(Records)
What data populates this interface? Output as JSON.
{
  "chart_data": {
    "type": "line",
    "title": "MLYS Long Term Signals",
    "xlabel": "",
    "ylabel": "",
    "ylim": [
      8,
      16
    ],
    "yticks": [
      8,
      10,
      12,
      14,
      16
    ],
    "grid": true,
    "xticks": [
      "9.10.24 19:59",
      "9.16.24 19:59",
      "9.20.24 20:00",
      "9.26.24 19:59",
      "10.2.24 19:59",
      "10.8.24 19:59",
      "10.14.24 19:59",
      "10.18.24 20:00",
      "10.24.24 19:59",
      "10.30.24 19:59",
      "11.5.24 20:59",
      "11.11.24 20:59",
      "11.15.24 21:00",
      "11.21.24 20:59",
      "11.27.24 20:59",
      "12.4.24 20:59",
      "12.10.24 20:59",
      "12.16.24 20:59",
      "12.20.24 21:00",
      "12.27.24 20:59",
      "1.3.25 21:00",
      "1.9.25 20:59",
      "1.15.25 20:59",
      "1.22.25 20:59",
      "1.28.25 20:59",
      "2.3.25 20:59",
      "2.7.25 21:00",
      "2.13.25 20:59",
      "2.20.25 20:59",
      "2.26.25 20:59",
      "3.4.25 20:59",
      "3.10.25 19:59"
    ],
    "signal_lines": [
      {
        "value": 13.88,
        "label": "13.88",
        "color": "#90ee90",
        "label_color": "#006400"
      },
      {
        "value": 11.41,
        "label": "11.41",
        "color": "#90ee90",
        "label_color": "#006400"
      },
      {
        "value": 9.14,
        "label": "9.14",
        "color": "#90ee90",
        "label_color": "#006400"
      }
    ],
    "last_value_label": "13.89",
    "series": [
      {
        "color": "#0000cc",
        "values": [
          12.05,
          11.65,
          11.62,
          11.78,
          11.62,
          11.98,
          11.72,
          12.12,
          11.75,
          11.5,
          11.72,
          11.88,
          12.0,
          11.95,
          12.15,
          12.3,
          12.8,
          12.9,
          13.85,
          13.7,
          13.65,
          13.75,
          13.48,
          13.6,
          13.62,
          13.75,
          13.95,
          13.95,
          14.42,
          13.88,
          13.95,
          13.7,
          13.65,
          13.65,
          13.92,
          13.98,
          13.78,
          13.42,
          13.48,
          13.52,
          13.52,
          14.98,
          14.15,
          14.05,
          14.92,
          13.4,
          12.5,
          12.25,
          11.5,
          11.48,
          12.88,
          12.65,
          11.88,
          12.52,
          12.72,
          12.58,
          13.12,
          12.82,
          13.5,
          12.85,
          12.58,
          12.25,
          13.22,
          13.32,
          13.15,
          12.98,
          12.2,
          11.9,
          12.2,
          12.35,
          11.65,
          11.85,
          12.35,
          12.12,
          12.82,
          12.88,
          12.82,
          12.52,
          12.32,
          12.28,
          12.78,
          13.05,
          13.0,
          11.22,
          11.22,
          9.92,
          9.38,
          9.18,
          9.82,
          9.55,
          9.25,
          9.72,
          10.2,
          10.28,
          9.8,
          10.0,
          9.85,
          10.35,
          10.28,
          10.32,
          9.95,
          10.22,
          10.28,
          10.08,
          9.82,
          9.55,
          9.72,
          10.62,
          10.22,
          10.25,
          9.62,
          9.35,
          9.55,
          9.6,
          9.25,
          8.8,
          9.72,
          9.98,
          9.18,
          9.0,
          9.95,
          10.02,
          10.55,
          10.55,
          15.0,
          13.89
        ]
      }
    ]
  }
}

Task to complete - Copy each line of the data exactly, leaving nothing out.

Finished answer -
What data populates this interface? Output as JSON.
{
  "chart_data": {
    "type": "line",
    "title": "MLYS Long Term Signals",
    "xlabel": "",
    "ylabel": "",
    "ylim": [
      8,
      16
    ],
    "yticks": [
      8,
      10,
      12,
      14,
      16
    ],
    "grid": true,
    "xticks": [
      "9.10.24 19:59",
      "9.16.24 19:59",
      "9.20.24 20:00",
      "9.26.24 19:59",
      "10.2.24 19:59",
      "10.8.24 19:59",
      "10.14.24 19:59",
      "10.18.24 20:00",
      "10.24.24 19:59",
      "10.30.24 19:59",
      "11.5.24 20:59",
      "11.11.24 20:59",
      "11.15.24 21:00",
      "11.21.24 20:59",
      "11.27.24 20:59",
      "12.4.24 20:59",
      "12.10.24 20:59",
      "12.16.24 20:59",
      "12.20.24 21:00",
      "12.27.24 20:59",
      "1.3.25 21:00",
      "1.9.25 20:59",
      "1.15.25 20:59",
      "1.22.25 20:59",
      "1.28.25 20:59",
      "2.3.25 20:59",
      "2.7.25 21:00",
      "2.13.25 20:59",
      "2.20.25 20:59",
      "2.26.25 20:59",
      "3.4.25 20:59",
      "3.10.25 19:59"
    ],
    "signal_lines": [
      {
        "value": 13.88,
        "label": "13.88",
        "color": "#90ee90",
        "label_color": "#006400"
      },
      {
        "value": 11.41,
        "label": "11.41",
        "color": "#90ee90",
        "label_color": "#006400"
      },
      {
        "value": 9.14,
        "label": "9.14",
        "color": "#90ee90",
        "label_color": "#006400"
      }
    ],
    "last_value_label": "13.89",
    "series": [
      {
        "color": "#0000cc",
        "values": [
          12.05,
          11.65,
          11.62,
          11.78,
          11.62,
          11.98,
          11.72,
          12.12,
          11.75,
          11.5,
          11.72,
          11.88,
          12.0,
          11.95,
          12.15,
          12.3,
          12.8,
          12.9,
          13.85,
          13.7,
          13.65,
          13.75,
          13.48,
          13.6,
          13.62,
          13.75,
          13.95,
          13.95,
          14.42,
          13.88,
          13.95,
          13.7,
          13.65,
          13.65,
          13.92,
          13.98,
          13.78,
          13.42,
          13.48,
          13.52,
          13.52,
          14.98,
          14.15,
          14.05,
          14.92,
          13.4,
          12.5,
          12.25,
          11.5,
          11.48,
          12.88,
          12.65,
          11.88,
          12.52,
          12.72,
          12.58,
          13.12,
          12.82,
          13.5,
          12.85,
          12.58,
          12.25,
          13.22,
          13.32,
          13.15,
          12.98,
          12.2,
          11.9,
          12.2,
          12.35,
          11.65,
          11.85,
          12.35,
          12.12,
          12.82,
          12.88,
          12.82,
          12.52,
          12.32,
          12.28,
          12.78,
          13.05,
          13.0,
          11.22,
          11.22,
          9.92,
          9.38,
          9.18,
          9.82,
          9.55,
          9.25,
          9.72,
          10.2,
          10.28,
          9.8,
          10.0,
          9.85,
          10.35,
          10.28,
          10.32,
          9.95,
          10.22,
          10.28,
          10.08,
          9.82,
          9.55,
          9.72,
          10.62,
          10.22,
          10.25,
          9.62,
          9.35,
          9.55,
          9.6,
          9.25,
          8.8,
          9.72,
          9.98,
          9.18,
          9.0,
          9.95,
          10.02,
          10.55,
          10.55,
          15.0,
          13.89
        ]
      }
    ]
  }
}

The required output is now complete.